* What the task asks *
Take from the listing each line that has the string "quello".

* Data provided *
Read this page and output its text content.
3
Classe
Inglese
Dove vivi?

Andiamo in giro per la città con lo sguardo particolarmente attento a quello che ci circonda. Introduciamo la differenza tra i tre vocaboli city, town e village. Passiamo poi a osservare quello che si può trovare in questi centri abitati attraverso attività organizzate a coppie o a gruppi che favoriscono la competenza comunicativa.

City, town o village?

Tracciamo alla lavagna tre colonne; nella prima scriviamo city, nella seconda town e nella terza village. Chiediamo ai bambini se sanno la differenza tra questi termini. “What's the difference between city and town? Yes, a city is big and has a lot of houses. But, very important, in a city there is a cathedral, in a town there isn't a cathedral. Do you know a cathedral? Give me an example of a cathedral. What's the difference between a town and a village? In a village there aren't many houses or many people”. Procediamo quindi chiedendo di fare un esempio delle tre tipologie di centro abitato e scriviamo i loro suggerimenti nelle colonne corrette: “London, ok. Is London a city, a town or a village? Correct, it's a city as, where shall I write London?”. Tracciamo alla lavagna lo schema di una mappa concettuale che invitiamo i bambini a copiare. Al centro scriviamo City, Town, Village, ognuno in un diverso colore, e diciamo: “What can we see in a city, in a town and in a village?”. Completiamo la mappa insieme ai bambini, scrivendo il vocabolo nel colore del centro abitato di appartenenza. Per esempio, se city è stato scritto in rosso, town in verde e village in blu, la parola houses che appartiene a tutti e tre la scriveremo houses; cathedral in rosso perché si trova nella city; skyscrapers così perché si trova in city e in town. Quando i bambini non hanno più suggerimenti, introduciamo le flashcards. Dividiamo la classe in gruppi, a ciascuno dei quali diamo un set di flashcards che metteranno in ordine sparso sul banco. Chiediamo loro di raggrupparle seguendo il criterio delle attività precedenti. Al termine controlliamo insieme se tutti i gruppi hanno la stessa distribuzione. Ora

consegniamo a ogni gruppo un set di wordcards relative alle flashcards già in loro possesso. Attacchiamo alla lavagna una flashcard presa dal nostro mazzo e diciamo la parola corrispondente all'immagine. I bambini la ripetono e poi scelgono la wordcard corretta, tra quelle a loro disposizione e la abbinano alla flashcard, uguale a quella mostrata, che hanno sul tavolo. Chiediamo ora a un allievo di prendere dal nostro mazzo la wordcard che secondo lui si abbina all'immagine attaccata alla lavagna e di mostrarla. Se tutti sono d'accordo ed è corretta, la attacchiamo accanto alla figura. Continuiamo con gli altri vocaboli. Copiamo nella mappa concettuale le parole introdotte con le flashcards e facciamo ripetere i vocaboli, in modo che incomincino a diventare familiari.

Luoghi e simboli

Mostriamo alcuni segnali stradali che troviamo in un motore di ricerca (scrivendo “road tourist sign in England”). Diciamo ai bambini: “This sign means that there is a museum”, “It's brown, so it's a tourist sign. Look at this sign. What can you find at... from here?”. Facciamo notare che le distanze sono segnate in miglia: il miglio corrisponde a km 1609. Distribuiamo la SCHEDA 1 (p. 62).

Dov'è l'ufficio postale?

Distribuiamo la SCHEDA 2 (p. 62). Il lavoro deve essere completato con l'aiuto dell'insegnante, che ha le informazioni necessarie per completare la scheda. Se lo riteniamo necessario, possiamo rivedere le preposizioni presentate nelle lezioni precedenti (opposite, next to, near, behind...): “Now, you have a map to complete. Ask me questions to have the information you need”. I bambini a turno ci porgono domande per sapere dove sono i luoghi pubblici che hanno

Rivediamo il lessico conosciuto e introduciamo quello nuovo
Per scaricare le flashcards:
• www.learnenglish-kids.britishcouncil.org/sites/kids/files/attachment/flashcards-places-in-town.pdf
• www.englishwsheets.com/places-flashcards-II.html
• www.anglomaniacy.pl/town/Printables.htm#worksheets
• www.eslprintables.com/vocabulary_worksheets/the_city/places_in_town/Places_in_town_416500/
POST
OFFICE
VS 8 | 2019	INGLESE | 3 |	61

* Task solution *
Andiamo in giro per la città con lo sguardo particolarmente attento a quello che ci circonda. Introduciamo la differenza tra i tre vocaboli city, town e village. Passiamo poi a osservare quello che si può trovare in questi centri abitati attraverso attività organizzate a coppie o a gruppi che favoriscono la competenza comunicativa.
Rivediamo il lessico conosciuto e introduciamo quello nuovo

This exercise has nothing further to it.